**WRITTEN REQUEST:**
Count the lines in the entries below that include the word "actuariel". Give nothing but the number.
+++ MATERIAL
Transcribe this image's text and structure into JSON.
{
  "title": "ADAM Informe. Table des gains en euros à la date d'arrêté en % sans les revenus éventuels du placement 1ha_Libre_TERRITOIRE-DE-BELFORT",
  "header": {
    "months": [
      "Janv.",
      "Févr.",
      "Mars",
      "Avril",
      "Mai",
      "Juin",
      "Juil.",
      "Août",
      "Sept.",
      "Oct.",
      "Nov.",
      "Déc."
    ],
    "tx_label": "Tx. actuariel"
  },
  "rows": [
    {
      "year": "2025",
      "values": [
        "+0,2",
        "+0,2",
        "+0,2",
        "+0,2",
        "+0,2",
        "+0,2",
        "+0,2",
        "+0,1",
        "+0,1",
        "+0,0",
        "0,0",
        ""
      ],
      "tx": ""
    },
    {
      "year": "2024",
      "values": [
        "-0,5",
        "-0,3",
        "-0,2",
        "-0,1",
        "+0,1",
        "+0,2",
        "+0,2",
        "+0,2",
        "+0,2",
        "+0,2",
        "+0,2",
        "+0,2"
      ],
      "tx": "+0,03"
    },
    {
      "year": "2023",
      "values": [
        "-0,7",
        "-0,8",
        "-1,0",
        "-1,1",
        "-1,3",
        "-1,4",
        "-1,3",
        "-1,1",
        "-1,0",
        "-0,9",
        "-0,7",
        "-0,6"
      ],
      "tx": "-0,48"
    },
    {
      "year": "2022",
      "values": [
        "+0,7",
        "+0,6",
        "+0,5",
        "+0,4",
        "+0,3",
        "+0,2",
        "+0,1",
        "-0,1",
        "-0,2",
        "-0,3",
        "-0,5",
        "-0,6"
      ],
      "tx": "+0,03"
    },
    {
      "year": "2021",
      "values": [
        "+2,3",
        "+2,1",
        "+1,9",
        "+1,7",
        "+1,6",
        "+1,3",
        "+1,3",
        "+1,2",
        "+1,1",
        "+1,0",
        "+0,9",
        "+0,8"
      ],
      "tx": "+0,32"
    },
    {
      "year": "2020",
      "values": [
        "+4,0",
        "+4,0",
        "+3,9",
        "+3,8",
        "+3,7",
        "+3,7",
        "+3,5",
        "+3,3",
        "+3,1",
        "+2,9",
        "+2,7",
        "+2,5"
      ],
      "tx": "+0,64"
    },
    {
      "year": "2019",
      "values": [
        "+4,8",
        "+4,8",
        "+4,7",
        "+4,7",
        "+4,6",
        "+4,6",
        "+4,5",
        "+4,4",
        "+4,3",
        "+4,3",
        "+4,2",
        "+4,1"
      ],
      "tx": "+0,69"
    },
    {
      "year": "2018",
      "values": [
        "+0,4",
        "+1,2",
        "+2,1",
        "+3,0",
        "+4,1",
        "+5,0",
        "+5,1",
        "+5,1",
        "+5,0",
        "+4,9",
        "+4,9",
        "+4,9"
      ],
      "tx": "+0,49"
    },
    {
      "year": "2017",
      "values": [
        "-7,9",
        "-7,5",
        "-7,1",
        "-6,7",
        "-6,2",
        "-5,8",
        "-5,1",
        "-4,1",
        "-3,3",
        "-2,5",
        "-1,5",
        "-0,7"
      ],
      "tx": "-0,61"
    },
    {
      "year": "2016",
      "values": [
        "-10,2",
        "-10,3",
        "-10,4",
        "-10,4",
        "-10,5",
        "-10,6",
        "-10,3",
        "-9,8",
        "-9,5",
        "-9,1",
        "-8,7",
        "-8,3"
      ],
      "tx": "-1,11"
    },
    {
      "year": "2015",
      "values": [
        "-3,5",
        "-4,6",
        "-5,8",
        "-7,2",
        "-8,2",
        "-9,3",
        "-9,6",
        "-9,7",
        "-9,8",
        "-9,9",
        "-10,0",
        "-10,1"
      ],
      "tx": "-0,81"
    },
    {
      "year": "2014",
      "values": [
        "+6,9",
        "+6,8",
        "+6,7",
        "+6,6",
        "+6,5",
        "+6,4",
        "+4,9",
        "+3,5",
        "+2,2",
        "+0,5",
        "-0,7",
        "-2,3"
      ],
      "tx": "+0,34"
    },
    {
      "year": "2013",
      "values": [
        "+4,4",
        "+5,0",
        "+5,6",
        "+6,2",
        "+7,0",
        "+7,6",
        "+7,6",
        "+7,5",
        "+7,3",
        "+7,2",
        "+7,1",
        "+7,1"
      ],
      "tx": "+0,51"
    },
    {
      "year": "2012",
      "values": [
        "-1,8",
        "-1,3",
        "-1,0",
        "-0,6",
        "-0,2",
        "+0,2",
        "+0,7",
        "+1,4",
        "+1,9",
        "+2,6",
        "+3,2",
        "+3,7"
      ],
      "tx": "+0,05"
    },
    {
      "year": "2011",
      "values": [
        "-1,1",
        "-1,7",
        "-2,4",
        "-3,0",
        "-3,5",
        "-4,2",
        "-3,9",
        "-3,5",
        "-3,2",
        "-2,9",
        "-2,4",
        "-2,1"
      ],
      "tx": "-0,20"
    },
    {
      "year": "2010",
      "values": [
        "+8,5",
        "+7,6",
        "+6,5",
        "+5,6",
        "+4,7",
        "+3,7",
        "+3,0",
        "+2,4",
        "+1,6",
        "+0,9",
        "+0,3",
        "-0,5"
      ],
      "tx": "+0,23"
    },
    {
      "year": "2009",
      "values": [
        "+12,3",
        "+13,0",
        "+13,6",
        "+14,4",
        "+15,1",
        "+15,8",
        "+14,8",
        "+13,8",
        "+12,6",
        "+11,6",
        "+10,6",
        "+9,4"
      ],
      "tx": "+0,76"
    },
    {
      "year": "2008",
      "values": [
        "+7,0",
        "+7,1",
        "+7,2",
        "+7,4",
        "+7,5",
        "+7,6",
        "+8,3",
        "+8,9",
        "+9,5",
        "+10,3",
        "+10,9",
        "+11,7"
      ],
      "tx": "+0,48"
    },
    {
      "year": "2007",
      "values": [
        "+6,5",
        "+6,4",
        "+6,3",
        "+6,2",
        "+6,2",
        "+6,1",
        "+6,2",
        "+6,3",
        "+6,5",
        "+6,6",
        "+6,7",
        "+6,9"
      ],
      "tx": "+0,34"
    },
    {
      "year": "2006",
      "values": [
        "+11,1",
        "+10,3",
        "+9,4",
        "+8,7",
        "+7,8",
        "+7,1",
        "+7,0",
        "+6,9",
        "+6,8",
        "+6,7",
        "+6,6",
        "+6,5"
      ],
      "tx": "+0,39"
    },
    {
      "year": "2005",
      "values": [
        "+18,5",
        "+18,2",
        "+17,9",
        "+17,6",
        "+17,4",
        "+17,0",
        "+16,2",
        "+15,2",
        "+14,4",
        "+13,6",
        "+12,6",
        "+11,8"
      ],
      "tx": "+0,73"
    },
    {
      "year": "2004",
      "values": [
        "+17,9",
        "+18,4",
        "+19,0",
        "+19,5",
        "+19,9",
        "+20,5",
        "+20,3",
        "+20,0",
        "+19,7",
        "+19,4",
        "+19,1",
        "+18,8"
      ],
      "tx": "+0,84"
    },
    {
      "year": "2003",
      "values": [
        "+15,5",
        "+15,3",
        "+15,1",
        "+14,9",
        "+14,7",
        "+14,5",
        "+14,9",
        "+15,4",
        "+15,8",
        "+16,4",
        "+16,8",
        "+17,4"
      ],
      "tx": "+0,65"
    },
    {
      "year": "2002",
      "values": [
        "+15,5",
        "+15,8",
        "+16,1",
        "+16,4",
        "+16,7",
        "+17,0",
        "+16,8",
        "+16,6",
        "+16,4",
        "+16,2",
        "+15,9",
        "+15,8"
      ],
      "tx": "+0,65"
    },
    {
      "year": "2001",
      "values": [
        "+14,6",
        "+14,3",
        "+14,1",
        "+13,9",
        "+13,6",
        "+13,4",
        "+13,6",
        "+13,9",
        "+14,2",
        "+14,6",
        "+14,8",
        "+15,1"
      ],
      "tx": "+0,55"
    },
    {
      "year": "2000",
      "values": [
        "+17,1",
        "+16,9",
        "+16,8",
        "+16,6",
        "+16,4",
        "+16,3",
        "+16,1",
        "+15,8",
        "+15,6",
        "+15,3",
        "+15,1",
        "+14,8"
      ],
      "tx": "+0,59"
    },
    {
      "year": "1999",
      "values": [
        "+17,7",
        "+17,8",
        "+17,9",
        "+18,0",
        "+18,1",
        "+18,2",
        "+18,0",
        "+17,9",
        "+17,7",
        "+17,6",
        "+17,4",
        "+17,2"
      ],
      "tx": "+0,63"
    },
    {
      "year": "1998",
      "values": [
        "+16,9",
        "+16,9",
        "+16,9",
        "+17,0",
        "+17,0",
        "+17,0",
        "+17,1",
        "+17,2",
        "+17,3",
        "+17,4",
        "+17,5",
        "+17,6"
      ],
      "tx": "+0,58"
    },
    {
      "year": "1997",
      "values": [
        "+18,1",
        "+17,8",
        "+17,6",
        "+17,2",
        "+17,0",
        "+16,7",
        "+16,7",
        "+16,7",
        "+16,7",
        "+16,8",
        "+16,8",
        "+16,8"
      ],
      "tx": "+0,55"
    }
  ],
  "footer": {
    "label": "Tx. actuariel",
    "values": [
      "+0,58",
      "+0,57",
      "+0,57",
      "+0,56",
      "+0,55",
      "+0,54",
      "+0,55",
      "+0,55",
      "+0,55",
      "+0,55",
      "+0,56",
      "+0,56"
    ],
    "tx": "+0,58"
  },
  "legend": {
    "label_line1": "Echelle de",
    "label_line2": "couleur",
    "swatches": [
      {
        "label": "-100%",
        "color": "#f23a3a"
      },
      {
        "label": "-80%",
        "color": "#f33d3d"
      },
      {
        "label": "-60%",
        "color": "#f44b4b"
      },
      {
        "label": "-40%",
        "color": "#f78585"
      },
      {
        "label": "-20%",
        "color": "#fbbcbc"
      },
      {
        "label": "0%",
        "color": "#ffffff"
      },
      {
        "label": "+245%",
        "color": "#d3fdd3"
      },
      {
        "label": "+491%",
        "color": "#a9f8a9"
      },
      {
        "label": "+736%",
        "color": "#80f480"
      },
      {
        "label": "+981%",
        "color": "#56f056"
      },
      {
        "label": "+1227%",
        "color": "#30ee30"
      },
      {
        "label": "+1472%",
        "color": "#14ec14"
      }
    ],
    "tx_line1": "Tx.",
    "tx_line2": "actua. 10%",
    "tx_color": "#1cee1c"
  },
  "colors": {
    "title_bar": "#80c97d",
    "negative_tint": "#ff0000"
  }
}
++++++
**RESULT BELOW:**
2